TASK DESCRIPTION: Write each line out exactly, leaving none out.
BEGIN TASK DATA
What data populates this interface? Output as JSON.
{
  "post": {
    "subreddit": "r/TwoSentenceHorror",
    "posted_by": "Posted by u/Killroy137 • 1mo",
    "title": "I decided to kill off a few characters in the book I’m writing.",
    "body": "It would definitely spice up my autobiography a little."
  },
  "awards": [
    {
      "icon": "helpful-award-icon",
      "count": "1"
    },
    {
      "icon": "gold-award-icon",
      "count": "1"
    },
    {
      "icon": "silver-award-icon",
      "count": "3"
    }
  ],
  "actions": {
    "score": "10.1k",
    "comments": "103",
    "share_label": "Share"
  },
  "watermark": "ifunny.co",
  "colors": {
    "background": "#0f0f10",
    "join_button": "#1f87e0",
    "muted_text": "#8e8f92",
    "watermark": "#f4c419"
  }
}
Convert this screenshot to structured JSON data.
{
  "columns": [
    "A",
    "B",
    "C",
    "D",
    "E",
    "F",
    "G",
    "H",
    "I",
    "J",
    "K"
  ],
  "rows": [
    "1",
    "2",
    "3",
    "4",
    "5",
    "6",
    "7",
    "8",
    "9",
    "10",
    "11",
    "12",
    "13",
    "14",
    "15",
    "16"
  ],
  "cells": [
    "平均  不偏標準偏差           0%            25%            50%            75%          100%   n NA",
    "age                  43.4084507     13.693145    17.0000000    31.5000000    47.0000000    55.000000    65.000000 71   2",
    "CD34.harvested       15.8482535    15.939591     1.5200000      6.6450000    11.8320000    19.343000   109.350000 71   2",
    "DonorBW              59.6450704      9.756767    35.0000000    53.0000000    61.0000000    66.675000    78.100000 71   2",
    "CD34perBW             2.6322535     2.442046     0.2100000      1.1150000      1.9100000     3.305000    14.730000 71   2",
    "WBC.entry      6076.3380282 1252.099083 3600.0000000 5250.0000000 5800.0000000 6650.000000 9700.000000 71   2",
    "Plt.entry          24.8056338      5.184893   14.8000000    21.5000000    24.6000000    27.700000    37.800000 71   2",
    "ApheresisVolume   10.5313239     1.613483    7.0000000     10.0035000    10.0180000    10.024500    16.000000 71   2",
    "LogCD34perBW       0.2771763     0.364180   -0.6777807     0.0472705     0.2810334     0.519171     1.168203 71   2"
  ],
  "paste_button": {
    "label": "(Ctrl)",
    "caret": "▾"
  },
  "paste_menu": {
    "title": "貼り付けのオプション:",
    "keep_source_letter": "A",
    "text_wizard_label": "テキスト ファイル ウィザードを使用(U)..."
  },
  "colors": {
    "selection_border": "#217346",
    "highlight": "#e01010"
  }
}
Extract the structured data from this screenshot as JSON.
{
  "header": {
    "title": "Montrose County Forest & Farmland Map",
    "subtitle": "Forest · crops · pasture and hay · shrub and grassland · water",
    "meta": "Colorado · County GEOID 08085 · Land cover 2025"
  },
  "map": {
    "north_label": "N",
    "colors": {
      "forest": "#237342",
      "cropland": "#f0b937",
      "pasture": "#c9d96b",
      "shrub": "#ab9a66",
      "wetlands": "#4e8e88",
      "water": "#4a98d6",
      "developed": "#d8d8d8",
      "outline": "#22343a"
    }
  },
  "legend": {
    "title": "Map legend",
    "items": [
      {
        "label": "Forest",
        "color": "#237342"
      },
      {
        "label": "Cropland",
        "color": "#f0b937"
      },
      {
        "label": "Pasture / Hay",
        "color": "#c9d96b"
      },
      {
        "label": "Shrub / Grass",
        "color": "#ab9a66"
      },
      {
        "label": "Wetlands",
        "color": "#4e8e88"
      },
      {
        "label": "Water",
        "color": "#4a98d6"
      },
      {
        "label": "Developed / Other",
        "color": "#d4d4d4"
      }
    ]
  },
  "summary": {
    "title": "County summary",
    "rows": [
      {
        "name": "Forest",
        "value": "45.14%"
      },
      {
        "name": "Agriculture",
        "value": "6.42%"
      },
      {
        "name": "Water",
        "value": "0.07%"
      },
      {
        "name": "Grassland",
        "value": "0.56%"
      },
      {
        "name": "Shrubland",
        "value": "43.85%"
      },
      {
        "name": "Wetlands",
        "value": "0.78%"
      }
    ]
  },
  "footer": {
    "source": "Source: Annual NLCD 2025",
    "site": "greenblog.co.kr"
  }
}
END TASK DATA
RIGHT ANSWER:
What data populates this interface? Output as JSON.
{
  "post": {
    "subreddit": "r/TwoSentenceHorror",
    "posted_by": "Posted by u/Killroy137 • 1mo",
    "title": "I decided to kill off a few characters in the book I’m writing.",
    "body": "It would definitely spice up my autobiography a little."
  },
  "awards": [
    {
      "icon": "helpful-award-icon",
      "count": "1"
    },
    {
      "icon": "gold-award-icon",
      "count": "1"
    },
    {
      "icon": "silver-award-icon",
      "count": "3"
    }
  ],
  "actions": {
    "score": "10.1k",
    "comments": "103",
    "share_label": "Share"
  },
  "watermark": "ifunny.co",
  "colors": {
    "background": "#0f0f10",
    "join_button": "#1f87e0",
    "muted_text": "#8e8f92",
    "watermark": "#f4c419"
  }
}
Convert this screenshot to structured JSON data.
{
  "columns": [
    "A",
    "B",
    "C",
    "D",
    "E",
    "F",
    "G",
    "H",
    "I",
    "J",
    "K"
  ],
  "rows": [
    "1",
    "2",
    "3",
    "4",
    "5",
    "6",
    "7",
    "8",
    "9",
    "10",
    "11",
    "12",
    "13",
    "14",
    "15",
    "16"
  ],
  "cells": [
    "平均  不偏標準偏差           0%            25%            50%            75%          100%   n NA",
    "age                  43.4084507     13.693145    17.0000000    31.5000000    47.0000000    55.000000    65.000000 71   2",
    "CD34.harvested       15.8482535    15.939591     1.5200000      6.6450000    11.8320000    19.343000   109.350000 71   2",
    "DonorBW              59.6450704      9.756767    35.0000000    53.0000000    61.0000000    66.675000    78.100000 71   2",
    "CD34perBW             2.6322535     2.442046     0.2100000      1.1150000      1.9100000     3.305000    14.730000 71   2",
    "WBC.entry      6076.3380282 1252.099083 3600.0000000 5250.0000000 5800.0000000 6650.000000 9700.000000 71   2",
    "Plt.entry          24.8056338      5.184893   14.8000000    21.5000000    24.6000000    27.700000    37.800000 71   2",
    "ApheresisVolume   10.5313239     1.613483    7.0000000     10.0035000    10.0180000    10.024500    16.000000 71   2",
    "LogCD34perBW       0.2771763     0.364180   -0.6777807     0.0472705     0.2810334     0.519171     1.168203 71   2"
  ],
  "paste_button": {
    "label": "(Ctrl)",
    "caret": "▾"
  },
  "paste_menu": {
    "title": "貼り付けのオプション:",
    "keep_source_letter": "A",
    "text_wizard_label": "テキスト ファイル ウィザードを使用(U)..."
  },
  "colors": {
    "selection_border": "#217346",
    "highlight": "#e01010"
  }
}
Extract the structured data from this screenshot as JSON.
{
  "header": {
    "title": "Montrose County Forest & Farmland Map",
    "subtitle": "Forest · crops · pasture and hay · shrub and grassland · water",
    "meta": "Colorado · County GEOID 08085 · Land cover 2025"
  },
  "map": {
    "north_label": "N",
    "colors": {
      "forest": "#237342",
      "cropland": "#f0b937",
      "pasture": "#c9d96b",
      "shrub": "#ab9a66",
      "wetlands": "#4e8e88",
      "water": "#4a98d6",
      "developed": "#d8d8d8",
      "outline": "#22343a"
    }
  },
  "legend": {
    "title": "Map legend",
    "items": [
      {
        "label": "Forest",
        "color": "#237342"
      },
      {
        "label": "Cropland",
        "color": "#f0b937"
      },
      {
        "label": "Pasture / Hay",
        "color": "#c9d96b"
      },
      {
        "label": "Shrub / Grass",
        "color": "#ab9a66"
      },
      {
        "label": "Wetlands",
        "color": "#4e8e88"
      },
      {
        "label": "Water",
        "color": "#4a98d6"
      },
      {
        "label": "Developed / Other",
        "color": "#d4d4d4"
      }
    ]
  },
  "summary": {
    "title": "County summary",
    "rows": [
      {
        "name": "Forest",
        "value": "45.14%"
      },
      {
        "name": "Agriculture",
        "value": "6.42%"
      },
      {
        "name": "Water",
        "value": "0.07%"
      },
      {
        "name": "Grassland",
        "value": "0.56%"
      },
      {
        "name": "Shrubland",
        "value": "43.85%"
      },
      {
        "name": "Wetlands",
        "value": "0.78%"
      }
    ]
  },
  "footer": {
    "source": "Source: Annual NLCD 2025",
    "site": "greenblog.co.kr"
  }
}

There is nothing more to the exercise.